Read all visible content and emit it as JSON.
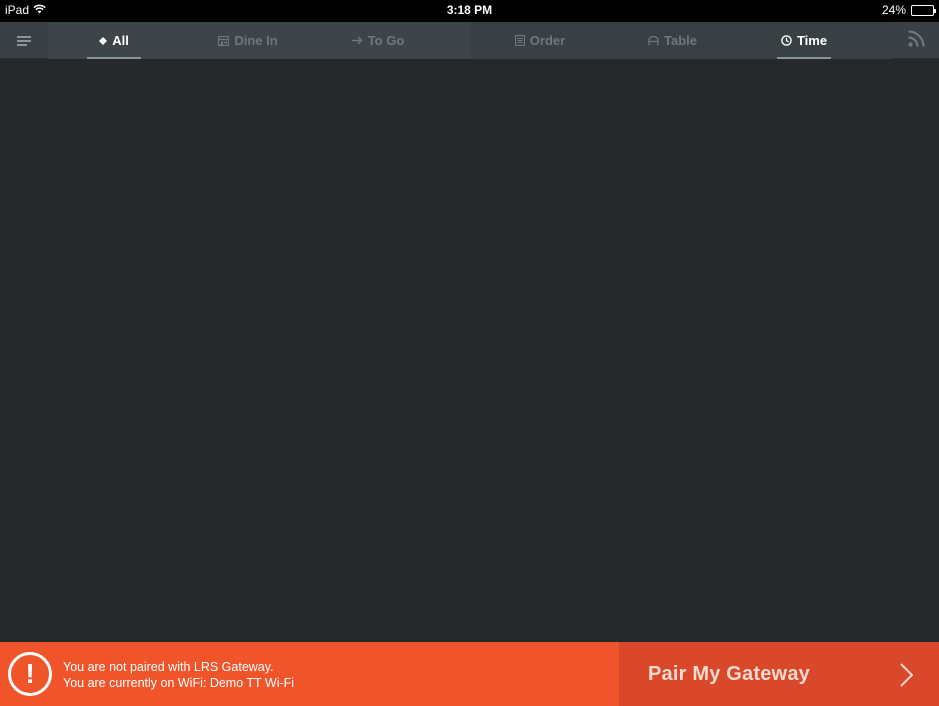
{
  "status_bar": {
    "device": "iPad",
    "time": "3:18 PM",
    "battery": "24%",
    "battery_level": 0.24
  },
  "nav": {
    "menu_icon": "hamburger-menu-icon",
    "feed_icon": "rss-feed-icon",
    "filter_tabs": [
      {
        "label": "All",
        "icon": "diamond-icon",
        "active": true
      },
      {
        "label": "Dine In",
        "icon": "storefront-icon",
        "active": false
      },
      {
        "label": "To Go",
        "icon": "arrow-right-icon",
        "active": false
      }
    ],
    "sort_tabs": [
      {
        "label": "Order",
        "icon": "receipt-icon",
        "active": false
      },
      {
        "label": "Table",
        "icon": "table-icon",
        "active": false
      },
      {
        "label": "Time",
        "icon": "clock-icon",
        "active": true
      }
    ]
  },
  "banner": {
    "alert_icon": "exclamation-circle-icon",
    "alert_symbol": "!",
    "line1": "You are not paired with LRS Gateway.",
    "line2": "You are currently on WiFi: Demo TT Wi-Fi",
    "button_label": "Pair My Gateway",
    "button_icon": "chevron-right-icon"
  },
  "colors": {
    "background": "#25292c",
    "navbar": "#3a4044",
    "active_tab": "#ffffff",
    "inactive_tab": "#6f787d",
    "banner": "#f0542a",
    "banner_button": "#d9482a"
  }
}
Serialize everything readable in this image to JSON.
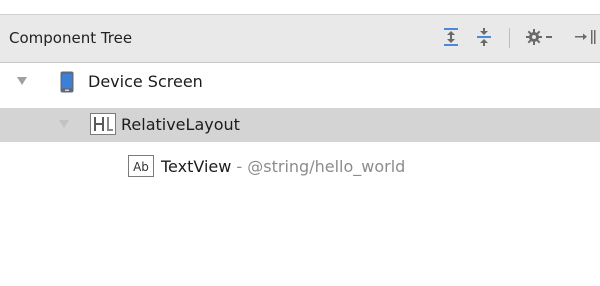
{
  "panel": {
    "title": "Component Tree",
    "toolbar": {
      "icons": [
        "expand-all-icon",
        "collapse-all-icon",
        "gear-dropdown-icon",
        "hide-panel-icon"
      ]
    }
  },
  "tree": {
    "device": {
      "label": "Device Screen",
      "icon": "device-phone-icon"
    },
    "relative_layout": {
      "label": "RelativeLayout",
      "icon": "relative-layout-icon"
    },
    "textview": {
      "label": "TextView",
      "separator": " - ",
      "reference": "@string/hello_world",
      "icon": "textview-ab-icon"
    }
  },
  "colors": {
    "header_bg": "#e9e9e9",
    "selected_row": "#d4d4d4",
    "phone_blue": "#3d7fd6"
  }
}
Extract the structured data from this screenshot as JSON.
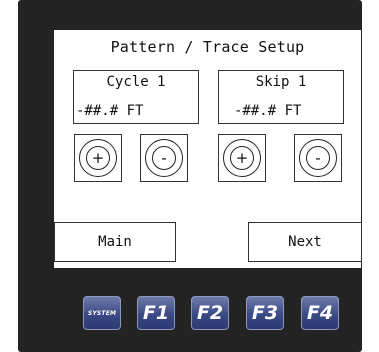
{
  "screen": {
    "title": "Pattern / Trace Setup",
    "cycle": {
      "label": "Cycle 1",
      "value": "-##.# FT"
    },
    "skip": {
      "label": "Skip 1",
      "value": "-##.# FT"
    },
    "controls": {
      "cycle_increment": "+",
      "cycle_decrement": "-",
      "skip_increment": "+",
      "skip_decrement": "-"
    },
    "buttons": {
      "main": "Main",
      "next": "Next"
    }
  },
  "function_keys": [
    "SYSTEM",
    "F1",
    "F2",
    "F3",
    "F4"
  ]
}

* * * * * * *

Quote the data exactly, leaving every image out of the copy.

Read all visible content and emit it as JSON.
{
  "status_bar": {
    "device": "iPad",
    "time": "3:18 PM",
    "battery": "24%",
    "battery_level": 0.24
  },
  "nav": {
    "menu_icon": "hamburger-menu-icon",
    "feed_icon": "rss-feed-icon",
    "filter_tabs": [
      {
        "label": "All",
        "icon": "diamond-icon",
        "active": true
      },
      {
        "label": "Dine In",
        "icon": "storefront-icon",
        "active": false
      },
      {
        "label": "To Go",
        "icon": "arrow-right-icon",
        "active": false
      }
    ],
    "sort_tabs": [
      {
        "label": "Order",
        "icon": "receipt-icon",
        "active": false
      },
      {
        "label": "Table",
        "icon": "table-icon",
        "active": false
      },
      {
        "label": "Time",
        "icon": "clock-icon",
        "active": true
      }
    ]
  },
  "banner": {
    "alert_icon": "exclamation-circle-icon",
    "alert_symbol": "!",
    "line1": "You are not paired with LRS Gateway.",
    "line2": "You are currently on WiFi: Demo TT Wi-Fi",
    "button_label": "Pair My Gateway",
    "button_icon": "chevron-right-icon"
  },
  "colors": {
    "background": "#25292c",
    "navbar": "#3a4044",
    "active_tab": "#ffffff",
    "inactive_tab": "#6f787d",
    "banner": "#f0542a",
    "banner_button": "#d9482a"
  }
}
Serialize everything readable in this image to JSON.
{
  "panel": {
    "title": "Component Tree",
    "toolbar": {
      "icons": [
        "expand-all-icon",
        "collapse-all-icon",
        "gear-dropdown-icon",
        "hide-panel-icon"
      ]
    }
  },
  "tree": {
    "device": {
      "label": "Device Screen",
      "icon": "device-phone-icon"
    },
    "relative_layout": {
      "label": "RelativeLayout",
      "icon": "relative-layout-icon"
    },
    "textview": {
      "label": "TextView",
      "separator": " - ",
      "reference": "@string/hello_world",
      "icon": "textview-ab-icon"
    }
  },
  "colors": {
    "header_bg": "#e9e9e9",
    "selected_row": "#d4d4d4",
    "phone_blue": "#3d7fd6"
  }
}
Extract the structured data from this screenshot as JSON.
{
  "screen": {
    "title": "Pattern / Trace Setup",
    "cycle": {
      "label": "Cycle 1",
      "value": "-##.# FT"
    },
    "skip": {
      "label": "Skip 1",
      "value": "-##.# FT"
    },
    "controls": {
      "cycle_increment": "+",
      "cycle_decrement": "-",
      "skip_increment": "+",
      "skip_decrement": "-"
    },
    "buttons": {
      "main": "Main",
      "next": "Next"
    }
  },
  "function_keys": [
    "SYSTEM",
    "F1",
    "F2",
    "F3",
    "F4"
  ]
}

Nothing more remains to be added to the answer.